**Task**
For each line below that includes the word "Humidity", make a copy.

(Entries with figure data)
******
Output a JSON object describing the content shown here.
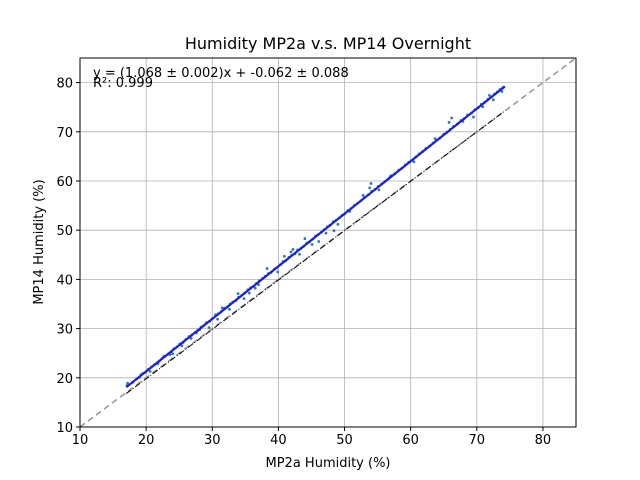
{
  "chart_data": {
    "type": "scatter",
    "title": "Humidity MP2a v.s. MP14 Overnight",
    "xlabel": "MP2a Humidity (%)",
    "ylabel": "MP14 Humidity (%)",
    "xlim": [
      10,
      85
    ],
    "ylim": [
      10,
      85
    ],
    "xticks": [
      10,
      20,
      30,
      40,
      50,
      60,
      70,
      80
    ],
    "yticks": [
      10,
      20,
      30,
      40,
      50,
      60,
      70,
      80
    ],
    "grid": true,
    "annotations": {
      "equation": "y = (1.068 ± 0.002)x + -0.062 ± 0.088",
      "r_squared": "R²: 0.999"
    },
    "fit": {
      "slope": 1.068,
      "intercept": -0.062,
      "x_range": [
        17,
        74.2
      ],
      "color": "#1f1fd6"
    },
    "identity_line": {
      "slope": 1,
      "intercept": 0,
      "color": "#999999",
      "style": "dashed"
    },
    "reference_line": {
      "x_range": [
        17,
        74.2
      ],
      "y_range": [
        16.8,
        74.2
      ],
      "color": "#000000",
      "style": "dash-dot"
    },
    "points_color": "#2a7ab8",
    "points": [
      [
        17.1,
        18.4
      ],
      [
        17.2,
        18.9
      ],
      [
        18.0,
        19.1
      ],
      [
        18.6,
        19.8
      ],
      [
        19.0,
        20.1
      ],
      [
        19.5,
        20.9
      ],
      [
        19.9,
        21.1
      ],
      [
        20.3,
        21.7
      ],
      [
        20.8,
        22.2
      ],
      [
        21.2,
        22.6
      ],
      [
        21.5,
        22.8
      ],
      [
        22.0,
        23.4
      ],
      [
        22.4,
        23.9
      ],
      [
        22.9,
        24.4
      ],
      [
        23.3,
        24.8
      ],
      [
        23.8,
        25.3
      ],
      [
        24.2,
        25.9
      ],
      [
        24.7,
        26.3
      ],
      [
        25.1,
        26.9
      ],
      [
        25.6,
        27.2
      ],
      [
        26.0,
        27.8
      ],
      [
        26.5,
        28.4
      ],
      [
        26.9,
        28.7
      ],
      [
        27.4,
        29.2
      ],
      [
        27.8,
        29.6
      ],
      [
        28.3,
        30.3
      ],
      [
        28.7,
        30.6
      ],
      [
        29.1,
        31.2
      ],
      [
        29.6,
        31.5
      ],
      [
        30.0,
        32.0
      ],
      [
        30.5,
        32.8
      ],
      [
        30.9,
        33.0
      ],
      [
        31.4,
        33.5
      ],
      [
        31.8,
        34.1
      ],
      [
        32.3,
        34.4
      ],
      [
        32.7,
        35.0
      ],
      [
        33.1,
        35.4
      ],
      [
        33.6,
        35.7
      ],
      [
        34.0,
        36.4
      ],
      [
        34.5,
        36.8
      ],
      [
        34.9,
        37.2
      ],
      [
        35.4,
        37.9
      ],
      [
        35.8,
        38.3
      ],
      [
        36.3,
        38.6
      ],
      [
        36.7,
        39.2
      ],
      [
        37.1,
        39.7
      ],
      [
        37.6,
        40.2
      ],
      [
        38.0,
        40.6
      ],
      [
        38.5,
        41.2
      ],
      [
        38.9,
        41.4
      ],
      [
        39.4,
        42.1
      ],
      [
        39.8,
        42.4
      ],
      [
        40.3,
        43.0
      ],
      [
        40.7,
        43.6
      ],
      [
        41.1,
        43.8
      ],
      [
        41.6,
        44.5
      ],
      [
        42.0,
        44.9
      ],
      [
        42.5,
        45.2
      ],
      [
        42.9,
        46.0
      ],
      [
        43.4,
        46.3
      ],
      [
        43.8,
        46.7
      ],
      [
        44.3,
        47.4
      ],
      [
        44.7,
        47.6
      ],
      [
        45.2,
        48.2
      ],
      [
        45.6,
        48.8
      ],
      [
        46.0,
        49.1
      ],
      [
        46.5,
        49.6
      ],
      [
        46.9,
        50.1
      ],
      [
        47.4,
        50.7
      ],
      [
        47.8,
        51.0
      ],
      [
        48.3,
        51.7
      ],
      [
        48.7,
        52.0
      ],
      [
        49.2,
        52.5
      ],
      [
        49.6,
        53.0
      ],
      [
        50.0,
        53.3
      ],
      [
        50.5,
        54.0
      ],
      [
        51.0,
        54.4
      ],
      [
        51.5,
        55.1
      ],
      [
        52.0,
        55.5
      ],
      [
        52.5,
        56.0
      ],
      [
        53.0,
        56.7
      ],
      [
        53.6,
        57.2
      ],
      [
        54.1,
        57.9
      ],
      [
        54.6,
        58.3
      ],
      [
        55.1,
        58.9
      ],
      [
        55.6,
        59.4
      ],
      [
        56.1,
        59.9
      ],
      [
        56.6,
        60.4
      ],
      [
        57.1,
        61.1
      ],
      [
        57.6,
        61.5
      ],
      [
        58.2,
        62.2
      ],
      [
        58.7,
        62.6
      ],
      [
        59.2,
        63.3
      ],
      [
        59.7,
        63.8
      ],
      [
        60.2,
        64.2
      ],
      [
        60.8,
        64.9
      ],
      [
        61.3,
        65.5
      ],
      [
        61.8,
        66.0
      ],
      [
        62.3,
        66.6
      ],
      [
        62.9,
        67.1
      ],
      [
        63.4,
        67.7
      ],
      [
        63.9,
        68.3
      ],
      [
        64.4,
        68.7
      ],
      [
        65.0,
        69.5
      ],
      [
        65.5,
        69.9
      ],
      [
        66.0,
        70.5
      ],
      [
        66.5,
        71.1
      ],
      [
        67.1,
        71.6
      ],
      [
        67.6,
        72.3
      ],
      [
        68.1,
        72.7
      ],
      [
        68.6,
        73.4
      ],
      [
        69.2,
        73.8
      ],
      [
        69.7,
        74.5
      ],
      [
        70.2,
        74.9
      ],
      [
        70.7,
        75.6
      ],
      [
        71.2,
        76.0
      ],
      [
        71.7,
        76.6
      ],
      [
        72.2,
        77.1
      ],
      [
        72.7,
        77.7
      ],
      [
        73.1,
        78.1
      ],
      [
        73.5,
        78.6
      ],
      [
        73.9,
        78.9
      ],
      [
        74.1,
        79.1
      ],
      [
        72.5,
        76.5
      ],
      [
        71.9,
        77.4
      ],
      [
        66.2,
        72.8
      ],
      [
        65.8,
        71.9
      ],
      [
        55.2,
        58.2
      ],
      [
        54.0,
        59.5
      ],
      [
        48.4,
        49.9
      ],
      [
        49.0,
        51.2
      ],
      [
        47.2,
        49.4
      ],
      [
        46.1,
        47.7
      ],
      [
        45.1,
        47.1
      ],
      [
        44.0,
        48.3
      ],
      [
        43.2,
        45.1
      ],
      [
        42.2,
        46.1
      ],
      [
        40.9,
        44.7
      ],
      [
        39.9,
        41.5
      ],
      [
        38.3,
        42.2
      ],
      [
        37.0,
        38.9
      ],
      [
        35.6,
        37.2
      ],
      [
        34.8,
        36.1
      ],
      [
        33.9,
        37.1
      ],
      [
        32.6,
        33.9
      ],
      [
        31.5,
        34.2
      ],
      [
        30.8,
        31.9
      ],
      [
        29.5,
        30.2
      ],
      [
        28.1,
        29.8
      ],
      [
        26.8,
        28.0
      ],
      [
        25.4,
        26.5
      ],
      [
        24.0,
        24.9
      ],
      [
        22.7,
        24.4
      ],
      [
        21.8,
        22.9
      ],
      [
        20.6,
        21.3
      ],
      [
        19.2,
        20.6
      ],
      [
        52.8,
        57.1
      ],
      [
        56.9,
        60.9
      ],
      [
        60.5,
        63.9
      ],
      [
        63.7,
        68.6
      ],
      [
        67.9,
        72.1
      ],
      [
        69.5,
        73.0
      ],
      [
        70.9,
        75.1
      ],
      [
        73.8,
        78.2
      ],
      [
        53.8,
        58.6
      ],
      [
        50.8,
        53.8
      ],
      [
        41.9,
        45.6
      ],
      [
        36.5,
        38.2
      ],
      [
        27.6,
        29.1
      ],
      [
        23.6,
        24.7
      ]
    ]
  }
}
******
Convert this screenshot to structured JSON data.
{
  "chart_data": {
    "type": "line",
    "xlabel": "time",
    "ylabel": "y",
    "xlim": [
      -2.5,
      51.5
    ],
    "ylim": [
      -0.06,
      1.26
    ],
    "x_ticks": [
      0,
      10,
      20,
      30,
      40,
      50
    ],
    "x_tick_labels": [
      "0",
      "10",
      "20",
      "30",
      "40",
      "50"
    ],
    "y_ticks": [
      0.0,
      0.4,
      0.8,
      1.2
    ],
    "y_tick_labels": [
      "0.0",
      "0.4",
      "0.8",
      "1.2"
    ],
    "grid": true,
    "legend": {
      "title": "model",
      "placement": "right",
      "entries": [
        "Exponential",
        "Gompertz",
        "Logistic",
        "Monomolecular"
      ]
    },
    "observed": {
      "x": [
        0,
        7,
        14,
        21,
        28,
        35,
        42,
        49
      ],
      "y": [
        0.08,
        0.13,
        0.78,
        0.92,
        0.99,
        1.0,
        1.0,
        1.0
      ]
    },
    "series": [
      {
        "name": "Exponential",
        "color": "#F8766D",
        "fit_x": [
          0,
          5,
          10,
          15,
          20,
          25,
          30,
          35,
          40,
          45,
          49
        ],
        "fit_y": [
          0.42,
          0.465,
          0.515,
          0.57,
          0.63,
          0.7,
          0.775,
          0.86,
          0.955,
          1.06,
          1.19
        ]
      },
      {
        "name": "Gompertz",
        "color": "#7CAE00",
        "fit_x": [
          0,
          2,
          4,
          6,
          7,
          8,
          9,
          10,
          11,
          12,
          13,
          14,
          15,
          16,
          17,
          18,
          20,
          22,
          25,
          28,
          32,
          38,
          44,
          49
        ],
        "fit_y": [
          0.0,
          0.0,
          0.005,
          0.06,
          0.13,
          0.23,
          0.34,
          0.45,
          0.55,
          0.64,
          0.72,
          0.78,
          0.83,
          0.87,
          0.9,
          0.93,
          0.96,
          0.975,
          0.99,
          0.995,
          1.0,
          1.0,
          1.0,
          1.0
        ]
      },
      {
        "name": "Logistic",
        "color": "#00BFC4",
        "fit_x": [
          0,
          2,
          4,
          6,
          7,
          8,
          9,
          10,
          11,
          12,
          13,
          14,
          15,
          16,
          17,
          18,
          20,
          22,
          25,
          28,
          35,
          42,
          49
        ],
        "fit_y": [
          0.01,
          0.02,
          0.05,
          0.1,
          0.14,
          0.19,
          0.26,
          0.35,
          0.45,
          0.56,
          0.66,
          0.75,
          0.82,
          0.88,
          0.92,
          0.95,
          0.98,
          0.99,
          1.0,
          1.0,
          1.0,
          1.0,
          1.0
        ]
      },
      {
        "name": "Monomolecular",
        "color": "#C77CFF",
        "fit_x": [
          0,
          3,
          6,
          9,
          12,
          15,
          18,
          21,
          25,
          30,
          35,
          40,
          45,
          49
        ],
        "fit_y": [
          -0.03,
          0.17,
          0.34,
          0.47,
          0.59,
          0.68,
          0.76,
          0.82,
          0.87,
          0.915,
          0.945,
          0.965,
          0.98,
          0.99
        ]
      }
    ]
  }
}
******
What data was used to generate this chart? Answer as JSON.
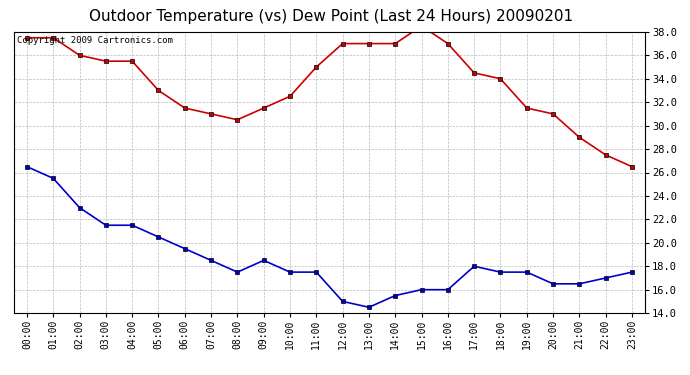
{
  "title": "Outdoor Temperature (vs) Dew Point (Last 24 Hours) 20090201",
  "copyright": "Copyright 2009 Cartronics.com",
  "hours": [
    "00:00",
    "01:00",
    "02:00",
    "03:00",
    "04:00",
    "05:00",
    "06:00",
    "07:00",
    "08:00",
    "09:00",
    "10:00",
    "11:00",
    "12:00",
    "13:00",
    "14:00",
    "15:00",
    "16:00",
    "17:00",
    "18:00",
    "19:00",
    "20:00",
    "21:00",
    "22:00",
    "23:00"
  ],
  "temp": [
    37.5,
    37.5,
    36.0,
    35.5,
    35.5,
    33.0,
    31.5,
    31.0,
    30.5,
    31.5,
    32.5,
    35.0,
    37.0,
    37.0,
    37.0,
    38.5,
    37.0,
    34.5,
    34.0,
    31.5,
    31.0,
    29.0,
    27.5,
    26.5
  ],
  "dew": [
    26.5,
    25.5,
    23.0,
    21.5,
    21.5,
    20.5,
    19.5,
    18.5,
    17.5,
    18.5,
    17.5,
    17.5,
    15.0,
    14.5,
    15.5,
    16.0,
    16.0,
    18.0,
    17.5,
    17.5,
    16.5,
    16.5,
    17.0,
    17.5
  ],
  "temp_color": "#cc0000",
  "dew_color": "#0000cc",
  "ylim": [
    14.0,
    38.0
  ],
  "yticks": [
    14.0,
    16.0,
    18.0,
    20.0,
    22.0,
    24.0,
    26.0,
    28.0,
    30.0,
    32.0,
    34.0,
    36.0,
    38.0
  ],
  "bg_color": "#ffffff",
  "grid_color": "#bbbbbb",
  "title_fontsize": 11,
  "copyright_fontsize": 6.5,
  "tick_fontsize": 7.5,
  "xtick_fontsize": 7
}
******
**Reply**
    "title": "Humidity MP2a v.s. MP14 Overnight",
    "xlabel": "MP2a Humidity (%)",
    "ylabel": "MP14 Humidity (%)",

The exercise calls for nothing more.